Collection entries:
————
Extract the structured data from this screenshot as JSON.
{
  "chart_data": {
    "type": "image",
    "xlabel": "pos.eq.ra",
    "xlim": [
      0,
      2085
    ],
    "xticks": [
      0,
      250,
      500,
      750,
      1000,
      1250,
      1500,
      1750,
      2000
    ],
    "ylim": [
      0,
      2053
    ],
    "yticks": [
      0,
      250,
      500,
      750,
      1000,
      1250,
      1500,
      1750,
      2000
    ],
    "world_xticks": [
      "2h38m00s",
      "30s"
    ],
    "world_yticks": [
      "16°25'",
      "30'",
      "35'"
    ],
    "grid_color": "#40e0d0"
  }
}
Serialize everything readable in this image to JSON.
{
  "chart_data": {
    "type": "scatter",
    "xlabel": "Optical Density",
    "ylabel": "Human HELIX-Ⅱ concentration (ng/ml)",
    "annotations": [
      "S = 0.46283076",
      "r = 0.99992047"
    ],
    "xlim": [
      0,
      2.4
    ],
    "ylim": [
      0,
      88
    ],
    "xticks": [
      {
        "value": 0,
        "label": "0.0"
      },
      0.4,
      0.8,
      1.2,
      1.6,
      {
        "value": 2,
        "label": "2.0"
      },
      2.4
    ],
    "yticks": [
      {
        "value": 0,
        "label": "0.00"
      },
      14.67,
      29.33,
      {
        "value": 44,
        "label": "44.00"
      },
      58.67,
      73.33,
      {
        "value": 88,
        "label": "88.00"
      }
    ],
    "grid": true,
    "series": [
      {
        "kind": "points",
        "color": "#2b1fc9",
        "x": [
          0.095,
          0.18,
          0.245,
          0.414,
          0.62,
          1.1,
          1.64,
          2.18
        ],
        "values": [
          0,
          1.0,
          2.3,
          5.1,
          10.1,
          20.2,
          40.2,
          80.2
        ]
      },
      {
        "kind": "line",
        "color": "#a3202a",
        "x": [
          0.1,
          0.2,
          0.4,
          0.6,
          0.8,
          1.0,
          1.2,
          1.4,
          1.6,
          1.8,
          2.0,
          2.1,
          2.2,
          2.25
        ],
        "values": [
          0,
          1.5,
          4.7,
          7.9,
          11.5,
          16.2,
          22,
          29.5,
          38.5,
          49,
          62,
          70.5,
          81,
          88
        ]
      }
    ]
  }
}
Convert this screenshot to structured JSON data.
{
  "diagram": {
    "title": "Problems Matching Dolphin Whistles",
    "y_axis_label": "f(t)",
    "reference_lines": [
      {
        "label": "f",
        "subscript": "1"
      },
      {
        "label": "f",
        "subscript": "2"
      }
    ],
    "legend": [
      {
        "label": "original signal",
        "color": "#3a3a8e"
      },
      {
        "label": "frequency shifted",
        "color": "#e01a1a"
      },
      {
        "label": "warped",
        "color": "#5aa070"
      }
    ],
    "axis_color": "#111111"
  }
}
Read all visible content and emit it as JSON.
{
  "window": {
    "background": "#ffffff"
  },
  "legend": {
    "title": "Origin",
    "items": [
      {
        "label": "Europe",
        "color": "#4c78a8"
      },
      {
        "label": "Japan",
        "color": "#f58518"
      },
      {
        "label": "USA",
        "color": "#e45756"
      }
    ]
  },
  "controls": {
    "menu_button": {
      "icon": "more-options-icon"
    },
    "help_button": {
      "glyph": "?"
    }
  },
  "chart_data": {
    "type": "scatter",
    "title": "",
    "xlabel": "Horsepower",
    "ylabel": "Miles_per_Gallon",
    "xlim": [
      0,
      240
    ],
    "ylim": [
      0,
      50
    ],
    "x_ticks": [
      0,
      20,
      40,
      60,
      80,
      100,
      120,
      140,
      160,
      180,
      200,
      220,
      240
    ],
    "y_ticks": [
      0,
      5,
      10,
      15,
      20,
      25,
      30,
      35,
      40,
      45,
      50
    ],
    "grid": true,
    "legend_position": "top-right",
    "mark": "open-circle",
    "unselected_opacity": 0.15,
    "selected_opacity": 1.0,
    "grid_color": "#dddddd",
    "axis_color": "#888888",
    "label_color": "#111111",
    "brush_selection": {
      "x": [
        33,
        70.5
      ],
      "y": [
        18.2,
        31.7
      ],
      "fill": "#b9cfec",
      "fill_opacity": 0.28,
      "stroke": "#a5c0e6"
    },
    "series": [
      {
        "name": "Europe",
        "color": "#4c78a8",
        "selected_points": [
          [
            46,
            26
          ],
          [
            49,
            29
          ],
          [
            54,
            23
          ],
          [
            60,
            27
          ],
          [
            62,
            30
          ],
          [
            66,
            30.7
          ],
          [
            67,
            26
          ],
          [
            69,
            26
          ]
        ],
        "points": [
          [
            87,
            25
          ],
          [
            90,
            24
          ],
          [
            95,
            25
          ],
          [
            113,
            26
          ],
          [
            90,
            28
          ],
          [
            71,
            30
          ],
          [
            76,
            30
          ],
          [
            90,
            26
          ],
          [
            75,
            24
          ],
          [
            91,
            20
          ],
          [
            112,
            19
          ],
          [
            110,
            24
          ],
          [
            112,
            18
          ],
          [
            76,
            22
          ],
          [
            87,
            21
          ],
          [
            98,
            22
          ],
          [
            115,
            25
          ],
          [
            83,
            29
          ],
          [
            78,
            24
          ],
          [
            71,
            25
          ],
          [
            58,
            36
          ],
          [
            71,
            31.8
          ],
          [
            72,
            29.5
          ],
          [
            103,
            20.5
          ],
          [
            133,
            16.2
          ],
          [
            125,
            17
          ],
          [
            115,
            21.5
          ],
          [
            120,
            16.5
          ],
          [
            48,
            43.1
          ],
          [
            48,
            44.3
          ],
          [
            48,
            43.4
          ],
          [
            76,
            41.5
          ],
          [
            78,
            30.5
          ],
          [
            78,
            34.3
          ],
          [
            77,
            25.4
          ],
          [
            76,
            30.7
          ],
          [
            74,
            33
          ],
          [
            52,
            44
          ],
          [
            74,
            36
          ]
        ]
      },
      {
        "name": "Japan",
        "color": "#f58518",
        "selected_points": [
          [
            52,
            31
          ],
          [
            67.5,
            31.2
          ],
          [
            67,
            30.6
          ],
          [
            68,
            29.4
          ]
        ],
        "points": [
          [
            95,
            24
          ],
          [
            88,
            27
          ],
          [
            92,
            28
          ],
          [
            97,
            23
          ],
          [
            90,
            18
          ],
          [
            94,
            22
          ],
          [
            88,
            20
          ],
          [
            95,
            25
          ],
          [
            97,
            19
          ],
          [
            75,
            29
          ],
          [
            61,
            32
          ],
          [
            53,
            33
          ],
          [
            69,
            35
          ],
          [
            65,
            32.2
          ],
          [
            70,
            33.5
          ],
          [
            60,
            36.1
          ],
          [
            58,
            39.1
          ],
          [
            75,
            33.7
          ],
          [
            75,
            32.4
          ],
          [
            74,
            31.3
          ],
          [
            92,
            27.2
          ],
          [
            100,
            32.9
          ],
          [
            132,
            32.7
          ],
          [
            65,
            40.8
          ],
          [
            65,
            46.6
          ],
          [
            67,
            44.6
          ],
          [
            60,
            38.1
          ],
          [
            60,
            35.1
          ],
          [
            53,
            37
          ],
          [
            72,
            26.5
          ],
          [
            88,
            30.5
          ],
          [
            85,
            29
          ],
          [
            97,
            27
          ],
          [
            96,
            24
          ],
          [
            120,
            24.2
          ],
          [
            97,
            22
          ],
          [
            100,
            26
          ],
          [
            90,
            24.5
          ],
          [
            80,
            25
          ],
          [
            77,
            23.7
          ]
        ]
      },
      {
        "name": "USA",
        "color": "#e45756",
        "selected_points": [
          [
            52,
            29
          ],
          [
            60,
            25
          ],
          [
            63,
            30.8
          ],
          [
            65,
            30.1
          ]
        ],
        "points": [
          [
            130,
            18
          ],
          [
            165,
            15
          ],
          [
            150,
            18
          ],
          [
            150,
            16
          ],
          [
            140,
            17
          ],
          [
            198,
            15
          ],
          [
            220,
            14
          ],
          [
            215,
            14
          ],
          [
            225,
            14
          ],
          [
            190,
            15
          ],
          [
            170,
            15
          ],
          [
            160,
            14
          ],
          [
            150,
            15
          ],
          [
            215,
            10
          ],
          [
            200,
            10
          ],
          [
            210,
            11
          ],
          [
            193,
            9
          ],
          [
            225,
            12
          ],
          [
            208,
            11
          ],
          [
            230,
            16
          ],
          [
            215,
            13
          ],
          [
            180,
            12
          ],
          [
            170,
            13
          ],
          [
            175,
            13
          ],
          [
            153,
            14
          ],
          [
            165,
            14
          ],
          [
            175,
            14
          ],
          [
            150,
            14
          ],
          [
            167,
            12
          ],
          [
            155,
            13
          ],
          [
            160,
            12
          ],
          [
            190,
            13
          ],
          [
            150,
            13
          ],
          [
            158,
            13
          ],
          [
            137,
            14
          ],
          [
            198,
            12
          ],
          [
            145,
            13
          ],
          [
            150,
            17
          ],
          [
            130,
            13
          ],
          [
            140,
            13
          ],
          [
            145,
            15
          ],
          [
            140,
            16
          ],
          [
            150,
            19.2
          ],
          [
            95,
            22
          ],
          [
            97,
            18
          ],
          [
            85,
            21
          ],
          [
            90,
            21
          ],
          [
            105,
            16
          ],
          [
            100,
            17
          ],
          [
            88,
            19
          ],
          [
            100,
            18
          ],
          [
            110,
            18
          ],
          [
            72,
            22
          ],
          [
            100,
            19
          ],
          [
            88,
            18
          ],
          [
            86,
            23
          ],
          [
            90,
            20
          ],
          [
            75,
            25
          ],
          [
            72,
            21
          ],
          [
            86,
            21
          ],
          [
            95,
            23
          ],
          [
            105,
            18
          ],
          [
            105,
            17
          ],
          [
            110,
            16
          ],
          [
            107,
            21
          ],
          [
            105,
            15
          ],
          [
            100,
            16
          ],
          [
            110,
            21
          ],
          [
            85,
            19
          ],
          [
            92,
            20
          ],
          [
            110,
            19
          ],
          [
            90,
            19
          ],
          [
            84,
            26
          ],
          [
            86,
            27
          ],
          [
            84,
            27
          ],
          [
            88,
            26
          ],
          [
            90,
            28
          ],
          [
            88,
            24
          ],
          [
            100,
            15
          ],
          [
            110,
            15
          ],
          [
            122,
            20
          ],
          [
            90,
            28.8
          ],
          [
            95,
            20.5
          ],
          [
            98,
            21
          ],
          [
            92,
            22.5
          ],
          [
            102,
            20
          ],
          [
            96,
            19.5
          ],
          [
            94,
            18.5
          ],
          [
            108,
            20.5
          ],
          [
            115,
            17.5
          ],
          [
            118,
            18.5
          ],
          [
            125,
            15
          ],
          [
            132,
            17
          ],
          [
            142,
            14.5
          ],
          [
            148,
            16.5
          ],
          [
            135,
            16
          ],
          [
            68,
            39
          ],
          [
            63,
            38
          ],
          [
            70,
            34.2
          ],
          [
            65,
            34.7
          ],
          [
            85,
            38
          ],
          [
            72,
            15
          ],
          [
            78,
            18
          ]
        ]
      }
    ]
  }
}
————
▶ WORK INSTRUCTIONS
The word "xlabel" may appear on some lines of these records; state how many such lines there are, and nothing else.

▶ SOLUTION
3